Structured figure records
____________

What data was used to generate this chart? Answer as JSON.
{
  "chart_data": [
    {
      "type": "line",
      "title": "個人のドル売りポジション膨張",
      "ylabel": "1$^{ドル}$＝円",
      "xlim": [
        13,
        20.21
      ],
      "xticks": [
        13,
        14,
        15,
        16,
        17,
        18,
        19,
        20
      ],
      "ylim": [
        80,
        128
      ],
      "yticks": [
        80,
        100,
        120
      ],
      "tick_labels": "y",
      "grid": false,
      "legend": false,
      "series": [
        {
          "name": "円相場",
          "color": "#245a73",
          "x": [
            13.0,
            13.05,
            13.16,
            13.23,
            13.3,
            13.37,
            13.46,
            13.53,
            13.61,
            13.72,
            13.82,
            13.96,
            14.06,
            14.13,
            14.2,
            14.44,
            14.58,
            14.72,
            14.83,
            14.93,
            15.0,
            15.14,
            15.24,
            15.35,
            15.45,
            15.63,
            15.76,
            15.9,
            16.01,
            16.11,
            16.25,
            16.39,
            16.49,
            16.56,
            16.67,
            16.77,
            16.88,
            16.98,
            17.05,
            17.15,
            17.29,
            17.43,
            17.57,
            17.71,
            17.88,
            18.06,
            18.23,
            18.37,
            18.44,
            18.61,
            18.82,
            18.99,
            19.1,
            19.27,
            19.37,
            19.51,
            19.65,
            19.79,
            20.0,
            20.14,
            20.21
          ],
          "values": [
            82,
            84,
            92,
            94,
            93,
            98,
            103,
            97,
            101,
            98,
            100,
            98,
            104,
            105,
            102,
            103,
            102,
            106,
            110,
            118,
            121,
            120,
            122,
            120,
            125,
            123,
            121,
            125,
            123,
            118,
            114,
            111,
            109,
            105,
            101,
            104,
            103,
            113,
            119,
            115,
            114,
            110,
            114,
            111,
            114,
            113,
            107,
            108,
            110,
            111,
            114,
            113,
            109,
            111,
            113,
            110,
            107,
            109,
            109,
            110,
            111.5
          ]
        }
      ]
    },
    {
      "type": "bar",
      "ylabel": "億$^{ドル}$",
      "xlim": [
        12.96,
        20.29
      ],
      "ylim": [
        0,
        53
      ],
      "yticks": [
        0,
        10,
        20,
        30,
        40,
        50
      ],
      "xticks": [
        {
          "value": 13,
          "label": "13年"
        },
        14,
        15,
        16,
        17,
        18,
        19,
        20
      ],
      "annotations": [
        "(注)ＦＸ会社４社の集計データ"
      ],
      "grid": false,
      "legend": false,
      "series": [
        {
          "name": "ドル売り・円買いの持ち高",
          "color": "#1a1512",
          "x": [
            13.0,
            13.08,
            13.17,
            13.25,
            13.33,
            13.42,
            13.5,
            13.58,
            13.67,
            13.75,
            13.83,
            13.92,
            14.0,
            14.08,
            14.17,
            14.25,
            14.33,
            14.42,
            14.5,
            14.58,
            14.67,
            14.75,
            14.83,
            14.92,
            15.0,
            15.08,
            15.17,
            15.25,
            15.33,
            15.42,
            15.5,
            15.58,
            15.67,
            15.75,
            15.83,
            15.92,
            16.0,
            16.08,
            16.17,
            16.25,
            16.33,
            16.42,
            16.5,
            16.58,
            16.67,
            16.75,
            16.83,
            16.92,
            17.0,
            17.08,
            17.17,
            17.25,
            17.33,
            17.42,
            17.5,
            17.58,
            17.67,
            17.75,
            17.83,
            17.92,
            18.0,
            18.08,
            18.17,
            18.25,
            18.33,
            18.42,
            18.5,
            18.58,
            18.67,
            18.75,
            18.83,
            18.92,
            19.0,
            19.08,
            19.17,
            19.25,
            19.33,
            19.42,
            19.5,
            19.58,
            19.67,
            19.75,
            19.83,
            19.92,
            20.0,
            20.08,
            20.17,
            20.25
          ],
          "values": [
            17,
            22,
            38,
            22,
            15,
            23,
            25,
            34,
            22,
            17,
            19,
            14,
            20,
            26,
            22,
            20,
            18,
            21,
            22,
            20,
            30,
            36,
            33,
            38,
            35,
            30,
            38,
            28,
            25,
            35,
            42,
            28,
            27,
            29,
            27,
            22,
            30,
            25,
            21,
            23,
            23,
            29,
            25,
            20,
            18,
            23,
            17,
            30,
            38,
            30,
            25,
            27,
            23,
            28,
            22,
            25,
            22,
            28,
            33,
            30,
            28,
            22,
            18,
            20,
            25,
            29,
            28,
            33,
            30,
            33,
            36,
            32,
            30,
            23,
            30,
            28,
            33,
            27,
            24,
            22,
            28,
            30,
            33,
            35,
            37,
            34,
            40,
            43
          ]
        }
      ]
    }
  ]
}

____________

▶ **WORK TO COMPLETE**
Copy out each record exactly as given, omitting none.

▶ **ANSWER FOR THIS EXERCISE**
What data was used to generate this chart? Answer as JSON.
{
  "chart_data": [
    {
      "type": "line",
      "title": "個人のドル売りポジション膨張",
      "ylabel": "1$^{ドル}$＝円",
      "xlim": [
        13,
        20.21
      ],
      "xticks": [
        13,
        14,
        15,
        16,
        17,
        18,
        19,
        20
      ],
      "ylim": [
        80,
        128
      ],
      "yticks": [
        80,
        100,
        120
      ],
      "tick_labels": "y",
      "grid": false,
      "legend": false,
      "series": [
        {
          "name": "円相場",
          "color": "#245a73",
          "x": [
            13.0,
            13.05,
            13.16,
            13.23,
            13.3,
            13.37,
            13.46,
            13.53,
            13.61,
            13.72,
            13.82,
            13.96,
            14.06,
            14.13,
            14.2,
            14.44,
            14.58,
            14.72,
            14.83,
            14.93,
            15.0,
            15.14,
            15.24,
            15.35,
            15.45,
            15.63,
            15.76,
            15.9,
            16.01,
            16.11,
            16.25,
            16.39,
            16.49,
            16.56,
            16.67,
            16.77,
            16.88,
            16.98,
            17.05,
            17.15,
            17.29,
            17.43,
            17.57,
            17.71,
            17.88,
            18.06,
            18.23,
            18.37,
            18.44,
            18.61,
            18.82,
            18.99,
            19.1,
            19.27,
            19.37,
            19.51,
            19.65,
            19.79,
            20.0,
            20.14,
            20.21
          ],
          "values": [
            82,
            84,
            92,
            94,
            93,
            98,
            103,
            97,
            101,
            98,
            100,
            98,
            104,
            105,
            102,
            103,
            102,
            106,
            110,
            118,
            121,
            120,
            122,
            120,
            125,
            123,
            121,
            125,
            123,
            118,
            114,
            111,
            109,
            105,
            101,
            104,
            103,
            113,
            119,
            115,
            114,
            110,
            114,
            111,
            114,
            113,
            107,
            108,
            110,
            111,
            114,
            113,
            109,
            111,
            113,
            110,
            107,
            109,
            109,
            110,
            111.5
          ]
        }
      ]
    },
    {
      "type": "bar",
      "ylabel": "億$^{ドル}$",
      "xlim": [
        12.96,
        20.29
      ],
      "ylim": [
        0,
        53
      ],
      "yticks": [
        0,
        10,
        20,
        30,
        40,
        50
      ],
      "xticks": [
        {
          "value": 13,
          "label": "13年"
        },
        14,
        15,
        16,
        17,
        18,
        19,
        20
      ],
      "annotations": [
        "(注)ＦＸ会社４社の集計データ"
      ],
      "grid": false,
      "legend": false,
      "series": [
        {
          "name": "ドル売り・円買いの持ち高",
          "color": "#1a1512",
          "x": [
            13.0,
            13.08,
            13.17,
            13.25,
            13.33,
            13.42,
            13.5,
            13.58,
            13.67,
            13.75,
            13.83,
            13.92,
            14.0,
            14.08,
            14.17,
            14.25,
            14.33,
            14.42,
            14.5,
            14.58,
            14.67,
            14.75,
            14.83,
            14.92,
            15.0,
            15.08,
            15.17,
            15.25,
            15.33,
            15.42,
            15.5,
            15.58,
            15.67,
            15.75,
            15.83,
            15.92,
            16.0,
            16.08,
            16.17,
            16.25,
            16.33,
            16.42,
            16.5,
            16.58,
            16.67,
            16.75,
            16.83,
            16.92,
            17.0,
            17.08,
            17.17,
            17.25,
            17.33,
            17.42,
            17.5,
            17.58,
            17.67,
            17.75,
            17.83,
            17.92,
            18.0,
            18.08,
            18.17,
            18.25,
            18.33,
            18.42,
            18.5,
            18.58,
            18.67,
            18.75,
            18.83,
            18.92,
            19.0,
            19.08,
            19.17,
            19.25,
            19.33,
            19.42,
            19.5,
            19.58,
            19.67,
            19.75,
            19.83,
            19.92,
            20.0,
            20.08,
            20.17,
            20.25
          ],
          "values": [
            17,
            22,
            38,
            22,
            15,
            23,
            25,
            34,
            22,
            17,
            19,
            14,
            20,
            26,
            22,
            20,
            18,
            21,
            22,
            20,
            30,
            36,
            33,
            38,
            35,
            30,
            38,
            28,
            25,
            35,
            42,
            28,
            27,
            29,
            27,
            22,
            30,
            25,
            21,
            23,
            23,
            29,
            25,
            20,
            18,
            23,
            17,
            30,
            38,
            30,
            25,
            27,
            23,
            28,
            22,
            25,
            22,
            28,
            33,
            30,
            28,
            22,
            18,
            20,
            25,
            29,
            28,
            33,
            30,
            33,
            36,
            32,
            30,
            23,
            30,
            28,
            33,
            27,
            24,
            22,
            28,
            30,
            33,
            35,
            37,
            34,
            40,
            43
          ]
        }
      ]
    }
  ]
}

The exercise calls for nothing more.